* Task requirements
Find every line in the material below that contains the string "banner" and copy each of those lines.

Visual layout annotation data:
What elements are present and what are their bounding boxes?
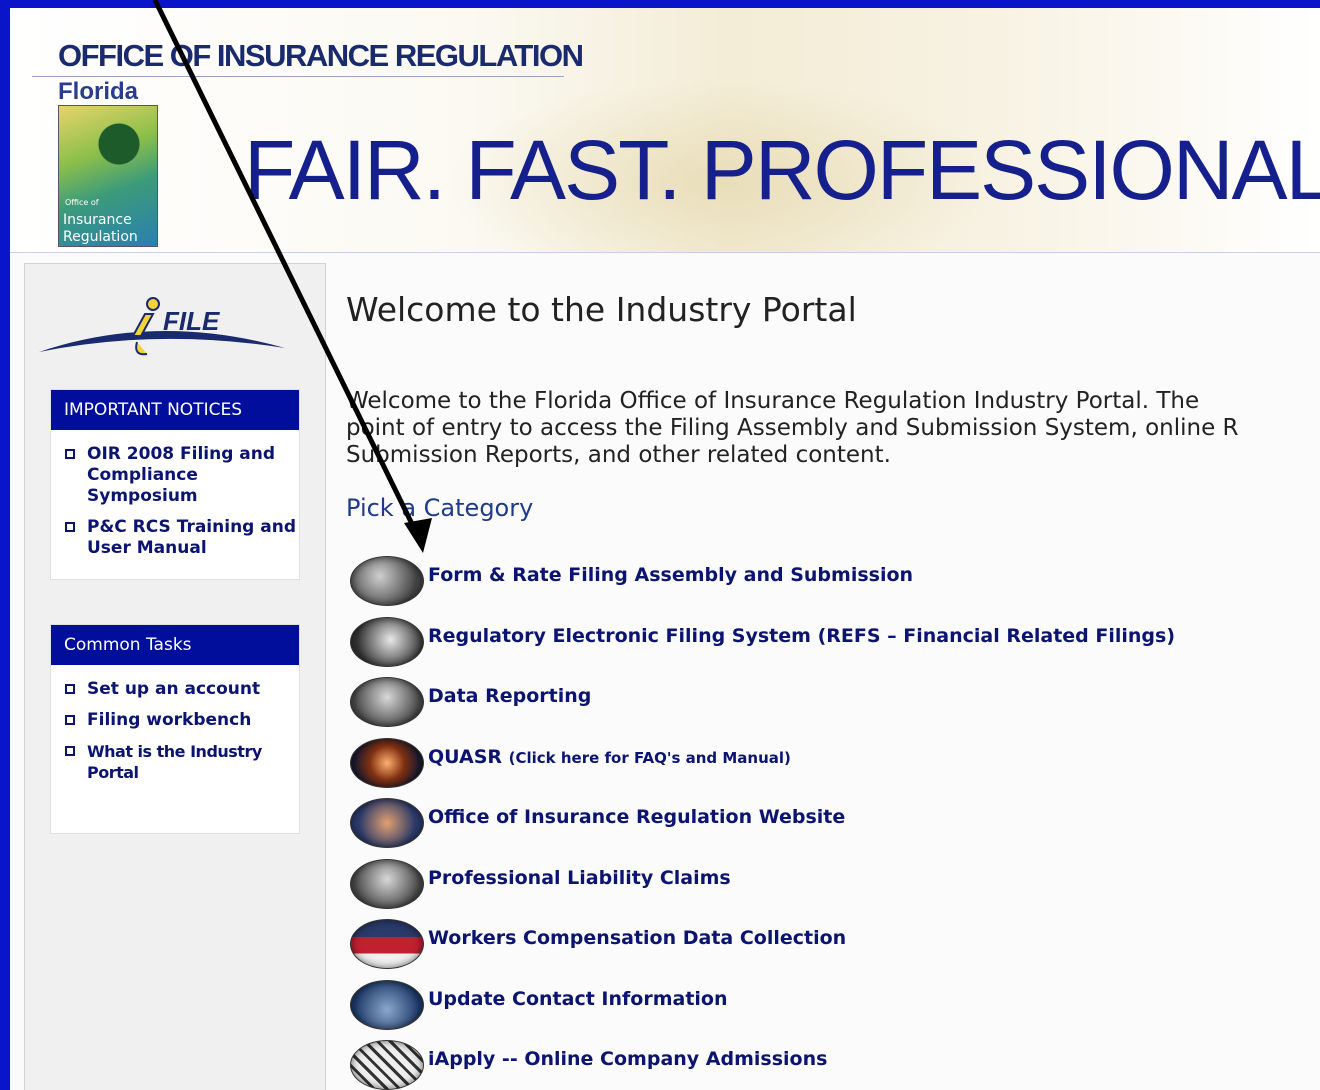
handshake-photo-icon bbox=[350, 798, 424, 848]
workers-photo-icon bbox=[350, 919, 424, 969]
task-link-what-is-portal[interactable]: What is the Industry Portal bbox=[51, 741, 299, 783]
category-item[interactable]: Office of Insurance Regulation Website bbox=[350, 798, 1250, 859]
category-link-professional-liability[interactable]: Professional Liability Claims bbox=[428, 867, 731, 889]
category-link-update-contact[interactable]: Update Contact Information bbox=[428, 988, 728, 1010]
notices-heading: IMPORTANT NOTICES bbox=[51, 390, 299, 430]
tasks-heading: Common Tasks bbox=[51, 625, 299, 665]
computer-photo-icon bbox=[350, 677, 424, 727]
intro-line-3: Submission Reports, and other related co… bbox=[346, 442, 891, 468]
category-link-refs[interactable]: Regulatory Electronic Filing System (REF… bbox=[428, 625, 1175, 647]
category-link-quasr[interactable]: QUASR (Click here for FAQ's and Manual) bbox=[428, 746, 791, 768]
notices-panel: IMPORTANT NOTICES OIR 2008 Filing and Co… bbox=[50, 389, 300, 580]
notice-link-symposium[interactable]: OIR 2008 Filing and Compliance Symposium bbox=[51, 444, 299, 507]
category-item[interactable]: Update Contact Information bbox=[350, 979, 1250, 1041]
state-label: Florida bbox=[58, 78, 139, 105]
category-item[interactable]: Regulatory Electronic Filing System (REF… bbox=[350, 616, 1250, 678]
intro-line-1: Welcome to the Florida Office of Insuran… bbox=[346, 388, 1200, 414]
category-link-oir-website[interactable]: Office of Insurance Regulation Website bbox=[428, 806, 845, 828]
category-item[interactable]: Professional Liability Claims bbox=[350, 858, 1250, 920]
keyboard-keys-photo-icon bbox=[350, 1040, 424, 1090]
oir-logo[interactable]: Office of Insurance Regulation bbox=[58, 105, 158, 247]
category-heading: Pick a Category bbox=[346, 494, 534, 522]
sidebar: FILE IMPORTANT NOTICES OIR 2008 Filing a… bbox=[24, 263, 326, 1090]
tasks-panel: Common Tasks Set up an account Filing wo… bbox=[50, 624, 300, 834]
ifile-logo[interactable]: FILE bbox=[37, 292, 287, 362]
category-link-data-reporting[interactable]: Data Reporting bbox=[428, 685, 591, 707]
light-streak-photo-icon bbox=[350, 737, 424, 788]
quasr-faq-link[interactable]: (Click here for FAQ's and Manual) bbox=[509, 749, 791, 767]
task-link-setup-account[interactable]: Set up an account bbox=[51, 679, 299, 700]
category-list: Form & Rate Filing Assembly and Submissi… bbox=[350, 556, 1250, 1090]
category-link-iapply[interactable]: iApply -- Online Company Admissions bbox=[428, 1048, 827, 1070]
calculator-photo-icon bbox=[350, 616, 424, 667]
palm-tree-icon bbox=[77, 116, 147, 186]
logo-line-2: Regulation bbox=[63, 229, 138, 245]
title-rule bbox=[32, 76, 564, 77]
category-item[interactable]: Form & Rate Filing Assembly and Submissi… bbox=[350, 556, 1250, 617]
category-item[interactable]: Workers Compensation Data Collection bbox=[350, 919, 1250, 980]
page-title: Welcome to the Industry Portal bbox=[346, 290, 857, 329]
intro-text: Welcome to the Florida Office of Insuran… bbox=[346, 388, 1320, 469]
page: OFFICE OF INSURANCE REGULATION Florida O… bbox=[10, 8, 1320, 1090]
org-title: OFFICE OF INSURANCE REGULATION bbox=[58, 38, 584, 73]
quasr-label[interactable]: QUASR bbox=[428, 746, 502, 768]
category-item[interactable]: Data Reporting bbox=[350, 677, 1250, 738]
logo-line-1: Insurance bbox=[63, 212, 132, 228]
category-link-workers-comp[interactable]: Workers Compensation Data Collection bbox=[428, 927, 846, 949]
category-item[interactable]: iApply -- Online Company Admissions bbox=[350, 1040, 1250, 1090]
slogan: FAIR. FAST. PROFESSIONAL. bbox=[244, 123, 1320, 217]
logo-small-text: Office of bbox=[65, 198, 99, 207]
header-banner: OFFICE OF INSURANCE REGULATION Florida O… bbox=[10, 8, 1320, 253]
logo-text: Insurance Regulation bbox=[63, 212, 138, 246]
ifile-logo-text: FILE bbox=[163, 306, 220, 336]
computer-photo-icon bbox=[350, 858, 424, 909]
main-content: Welcome to the Industry Portal Welcome t… bbox=[346, 268, 1320, 1090]
keyboard-photo-icon bbox=[350, 556, 424, 606]
category-item[interactable]: QUASR (Click here for FAQ's and Manual) bbox=[350, 737, 1250, 799]
category-link-form-rate[interactable]: Form & Rate Filing Assembly and Submissi… bbox=[428, 564, 913, 586]
notice-link-rcs-training[interactable]: P&C RCS Training and User Manual bbox=[51, 517, 299, 559]
people-photo-icon bbox=[350, 979, 424, 1030]
task-link-filing-workbench[interactable]: Filing workbench bbox=[51, 710, 299, 731]
intro-line-2: point of entry to access the Filing Asse… bbox=[346, 415, 1239, 441]
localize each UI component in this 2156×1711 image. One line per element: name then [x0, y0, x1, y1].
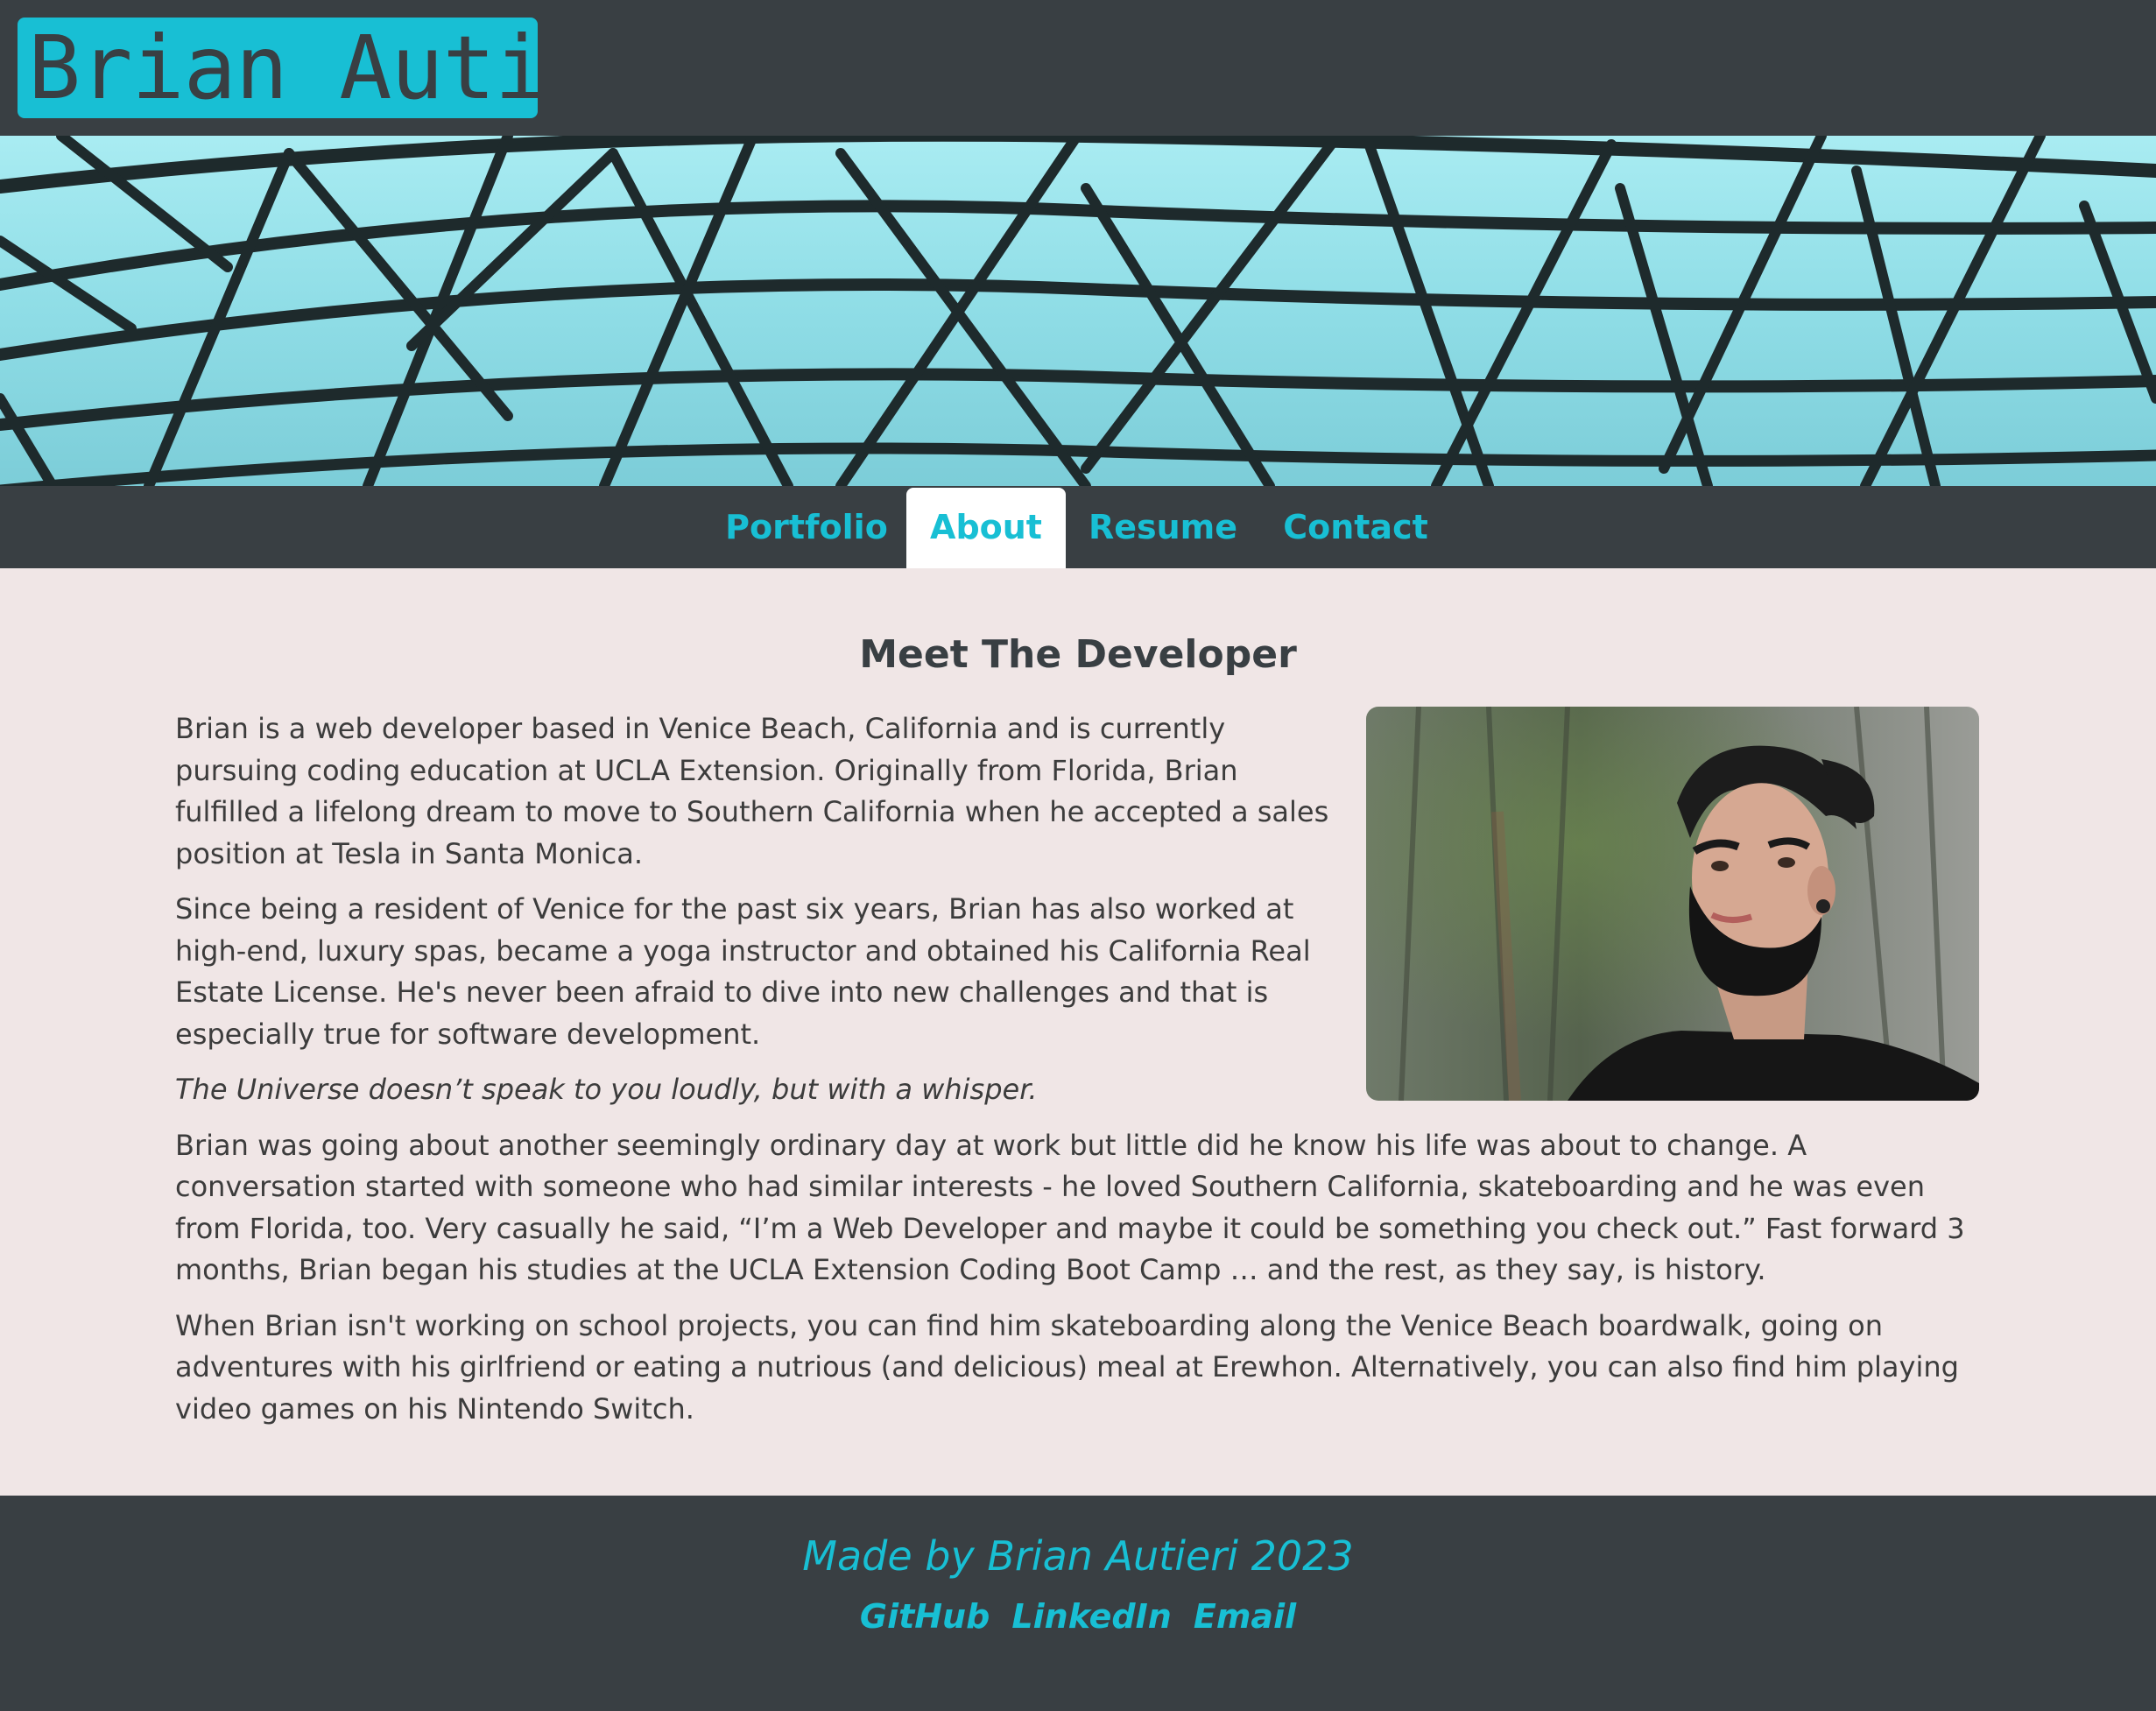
about-section: Meet The Developer Brian is a web develo… — [0, 568, 2156, 1496]
site-logo[interactable]: Brian Autieri — [18, 18, 538, 118]
about-content: Brian is a web developer based in Venice… — [175, 707, 1979, 1444]
footer-links: GitHub LinkedIn Email — [0, 1597, 2156, 1636]
nav-about[interactable]: About — [906, 488, 1066, 568]
footer-credit: Made by Brian Autieri 2023 — [802, 1532, 1354, 1580]
page-title: Meet The Developer — [859, 632, 1297, 678]
github-link[interactable]: GitHub — [860, 1597, 990, 1636]
main-nav: Portfolio About Resume Contact — [0, 486, 2156, 568]
nav-resume[interactable]: Resume — [1082, 486, 1244, 568]
nav-contact[interactable]: Contact — [1279, 486, 1433, 568]
site-footer: Made by Brian Autieri 2023 GitHub Linked… — [0, 1496, 2156, 1711]
bio-paragraph-4: When Brian isn't working on school proje… — [175, 1308, 1959, 1426]
profile-photo — [1366, 707, 1979, 1101]
email-link[interactable]: Email — [1194, 1597, 1296, 1636]
hero-banner-image — [0, 136, 2156, 486]
nav-portfolio[interactable]: Portfolio — [723, 486, 890, 568]
bio-paragraph-3: Brian was going about another seemingly … — [175, 1128, 1965, 1287]
linkedin-link[interactable]: LinkedIn — [1011, 1597, 1171, 1636]
site-header: Brian Autieri — [0, 0, 2156, 136]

* Reply to the task
header-banner: OFFICE OF INSURANCE REGULATION Florida O… bbox=[10, 8, 1320, 253]
hero-banner-image — [0, 136, 2156, 486]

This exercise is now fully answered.